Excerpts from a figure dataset
_ _ _ _

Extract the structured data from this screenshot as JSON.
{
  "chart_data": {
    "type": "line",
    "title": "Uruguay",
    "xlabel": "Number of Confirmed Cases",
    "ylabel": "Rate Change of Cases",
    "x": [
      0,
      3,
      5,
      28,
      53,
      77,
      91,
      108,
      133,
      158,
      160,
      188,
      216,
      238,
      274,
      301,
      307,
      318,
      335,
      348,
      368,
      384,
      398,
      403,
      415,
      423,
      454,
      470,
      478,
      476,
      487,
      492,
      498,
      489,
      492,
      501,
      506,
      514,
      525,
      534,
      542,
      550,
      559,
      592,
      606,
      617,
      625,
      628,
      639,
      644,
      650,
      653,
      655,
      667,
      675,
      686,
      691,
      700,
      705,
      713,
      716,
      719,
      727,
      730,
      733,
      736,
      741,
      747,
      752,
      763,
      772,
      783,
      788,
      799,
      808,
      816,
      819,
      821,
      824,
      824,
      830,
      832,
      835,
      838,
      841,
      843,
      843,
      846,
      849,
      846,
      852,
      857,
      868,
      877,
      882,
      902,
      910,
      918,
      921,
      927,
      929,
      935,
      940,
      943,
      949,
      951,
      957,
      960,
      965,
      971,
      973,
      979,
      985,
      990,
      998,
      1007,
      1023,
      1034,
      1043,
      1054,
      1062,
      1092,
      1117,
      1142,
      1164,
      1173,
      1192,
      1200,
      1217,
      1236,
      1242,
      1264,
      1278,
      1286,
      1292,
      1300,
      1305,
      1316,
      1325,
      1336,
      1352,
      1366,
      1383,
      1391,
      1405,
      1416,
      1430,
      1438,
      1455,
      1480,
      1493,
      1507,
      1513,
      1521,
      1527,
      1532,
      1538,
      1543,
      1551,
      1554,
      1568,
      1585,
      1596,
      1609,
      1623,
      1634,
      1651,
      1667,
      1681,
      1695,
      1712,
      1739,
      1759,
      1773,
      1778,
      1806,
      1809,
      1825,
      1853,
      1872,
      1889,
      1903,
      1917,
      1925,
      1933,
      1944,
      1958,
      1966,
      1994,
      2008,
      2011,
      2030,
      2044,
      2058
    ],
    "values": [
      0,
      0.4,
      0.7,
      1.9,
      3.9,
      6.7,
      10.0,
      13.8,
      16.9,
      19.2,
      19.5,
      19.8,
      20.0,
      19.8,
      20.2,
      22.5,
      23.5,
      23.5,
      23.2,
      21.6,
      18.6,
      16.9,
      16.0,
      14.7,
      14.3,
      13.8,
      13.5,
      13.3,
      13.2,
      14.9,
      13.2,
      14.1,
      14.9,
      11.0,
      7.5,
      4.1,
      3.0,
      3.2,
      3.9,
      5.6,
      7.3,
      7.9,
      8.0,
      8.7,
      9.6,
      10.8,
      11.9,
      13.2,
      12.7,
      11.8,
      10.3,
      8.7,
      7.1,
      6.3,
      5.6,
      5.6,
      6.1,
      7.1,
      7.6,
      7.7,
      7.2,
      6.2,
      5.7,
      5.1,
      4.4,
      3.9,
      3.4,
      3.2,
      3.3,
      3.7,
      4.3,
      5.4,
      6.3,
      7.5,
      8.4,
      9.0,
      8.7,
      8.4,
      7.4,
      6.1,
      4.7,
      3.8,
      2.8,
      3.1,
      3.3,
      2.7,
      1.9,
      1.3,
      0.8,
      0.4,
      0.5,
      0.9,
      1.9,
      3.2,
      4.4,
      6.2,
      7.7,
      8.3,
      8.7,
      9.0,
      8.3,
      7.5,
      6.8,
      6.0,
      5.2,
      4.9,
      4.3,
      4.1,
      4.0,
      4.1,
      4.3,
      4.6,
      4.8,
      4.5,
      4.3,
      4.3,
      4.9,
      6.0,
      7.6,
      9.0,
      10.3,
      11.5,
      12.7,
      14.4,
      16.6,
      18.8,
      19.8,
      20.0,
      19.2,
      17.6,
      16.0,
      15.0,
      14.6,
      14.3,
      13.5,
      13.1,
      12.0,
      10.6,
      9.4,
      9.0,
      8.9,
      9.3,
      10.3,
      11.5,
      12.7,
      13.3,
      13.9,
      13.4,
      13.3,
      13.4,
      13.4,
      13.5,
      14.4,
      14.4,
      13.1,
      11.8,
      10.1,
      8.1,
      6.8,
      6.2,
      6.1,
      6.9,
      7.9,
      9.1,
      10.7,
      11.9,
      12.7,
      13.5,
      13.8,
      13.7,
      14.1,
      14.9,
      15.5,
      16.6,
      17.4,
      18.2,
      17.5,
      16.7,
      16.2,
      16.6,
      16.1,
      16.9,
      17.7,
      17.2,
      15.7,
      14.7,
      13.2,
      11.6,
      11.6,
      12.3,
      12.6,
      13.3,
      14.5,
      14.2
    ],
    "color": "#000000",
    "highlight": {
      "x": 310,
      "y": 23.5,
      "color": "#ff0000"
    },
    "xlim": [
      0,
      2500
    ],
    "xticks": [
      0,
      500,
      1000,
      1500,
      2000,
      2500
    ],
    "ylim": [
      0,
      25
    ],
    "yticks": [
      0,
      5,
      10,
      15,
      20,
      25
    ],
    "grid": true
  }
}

_ _ _ _

__What you need to do__:
Copy out all of the records shown above exactly.

__Reply__:
Extract the structured data from this screenshot as JSON.
{
  "chart_data": {
    "type": "line",
    "title": "Uruguay",
    "xlabel": "Number of Confirmed Cases",
    "ylabel": "Rate Change of Cases",
    "x": [
      0,
      3,
      5,
      28,
      53,
      77,
      91,
      108,
      133,
      158,
      160,
      188,
      216,
      238,
      274,
      301,
      307,
      318,
      335,
      348,
      368,
      384,
      398,
      403,
      415,
      423,
      454,
      470,
      478,
      476,
      487,
      492,
      498,
      489,
      492,
      501,
      506,
      514,
      525,
      534,
      542,
      550,
      559,
      592,
      606,
      617,
      625,
      628,
      639,
      644,
      650,
      653,
      655,
      667,
      675,
      686,
      691,
      700,
      705,
      713,
      716,
      719,
      727,
      730,
      733,
      736,
      741,
      747,
      752,
      763,
      772,
      783,
      788,
      799,
      808,
      816,
      819,
      821,
      824,
      824,
      830,
      832,
      835,
      838,
      841,
      843,
      843,
      846,
      849,
      846,
      852,
      857,
      868,
      877,
      882,
      902,
      910,
      918,
      921,
      927,
      929,
      935,
      940,
      943,
      949,
      951,
      957,
      960,
      965,
      971,
      973,
      979,
      985,
      990,
      998,
      1007,
      1023,
      1034,
      1043,
      1054,
      1062,
      1092,
      1117,
      1142,
      1164,
      1173,
      1192,
      1200,
      1217,
      1236,
      1242,
      1264,
      1278,
      1286,
      1292,
      1300,
      1305,
      1316,
      1325,
      1336,
      1352,
      1366,
      1383,
      1391,
      1405,
      1416,
      1430,
      1438,
      1455,
      1480,
      1493,
      1507,
      1513,
      1521,
      1527,
      1532,
      1538,
      1543,
      1551,
      1554,
      1568,
      1585,
      1596,
      1609,
      1623,
      1634,
      1651,
      1667,
      1681,
      1695,
      1712,
      1739,
      1759,
      1773,
      1778,
      1806,
      1809,
      1825,
      1853,
      1872,
      1889,
      1903,
      1917,
      1925,
      1933,
      1944,
      1958,
      1966,
      1994,
      2008,
      2011,
      2030,
      2044,
      2058
    ],
    "values": [
      0,
      0.4,
      0.7,
      1.9,
      3.9,
      6.7,
      10.0,
      13.8,
      16.9,
      19.2,
      19.5,
      19.8,
      20.0,
      19.8,
      20.2,
      22.5,
      23.5,
      23.5,
      23.2,
      21.6,
      18.6,
      16.9,
      16.0,
      14.7,
      14.3,
      13.8,
      13.5,
      13.3,
      13.2,
      14.9,
      13.2,
      14.1,
      14.9,
      11.0,
      7.5,
      4.1,
      3.0,
      3.2,
      3.9,
      5.6,
      7.3,
      7.9,
      8.0,
      8.7,
      9.6,
      10.8,
      11.9,
      13.2,
      12.7,
      11.8,
      10.3,
      8.7,
      7.1,
      6.3,
      5.6,
      5.6,
      6.1,
      7.1,
      7.6,
      7.7,
      7.2,
      6.2,
      5.7,
      5.1,
      4.4,
      3.9,
      3.4,
      3.2,
      3.3,
      3.7,
      4.3,
      5.4,
      6.3,
      7.5,
      8.4,
      9.0,
      8.7,
      8.4,
      7.4,
      6.1,
      4.7,
      3.8,
      2.8,
      3.1,
      3.3,
      2.7,
      1.9,
      1.3,
      0.8,
      0.4,
      0.5,
      0.9,
      1.9,
      3.2,
      4.4,
      6.2,
      7.7,
      8.3,
      8.7,
      9.0,
      8.3,
      7.5,
      6.8,
      6.0,
      5.2,
      4.9,
      4.3,
      4.1,
      4.0,
      4.1,
      4.3,
      4.6,
      4.8,
      4.5,
      4.3,
      4.3,
      4.9,
      6.0,
      7.6,
      9.0,
      10.3,
      11.5,
      12.7,
      14.4,
      16.6,
      18.8,
      19.8,
      20.0,
      19.2,
      17.6,
      16.0,
      15.0,
      14.6,
      14.3,
      13.5,
      13.1,
      12.0,
      10.6,
      9.4,
      9.0,
      8.9,
      9.3,
      10.3,
      11.5,
      12.7,
      13.3,
      13.9,
      13.4,
      13.3,
      13.4,
      13.4,
      13.5,
      14.4,
      14.4,
      13.1,
      11.8,
      10.1,
      8.1,
      6.8,
      6.2,
      6.1,
      6.9,
      7.9,
      9.1,
      10.7,
      11.9,
      12.7,
      13.5,
      13.8,
      13.7,
      14.1,
      14.9,
      15.5,
      16.6,
      17.4,
      18.2,
      17.5,
      16.7,
      16.2,
      16.6,
      16.1,
      16.9,
      17.7,
      17.2,
      15.7,
      14.7,
      13.2,
      11.6,
      11.6,
      12.3,
      12.6,
      13.3,
      14.5,
      14.2
    ],
    "color": "#000000",
    "highlight": {
      "x": 310,
      "y": 23.5,
      "color": "#ff0000"
    },
    "xlim": [
      0,
      2500
    ],
    "xticks": [
      0,
      500,
      1000,
      1500,
      2000,
      2500
    ],
    "ylim": [
      0,
      25
    ],
    "yticks": [
      0,
      5,
      10,
      15,
      20,
      25
    ],
    "grid": true
  }
}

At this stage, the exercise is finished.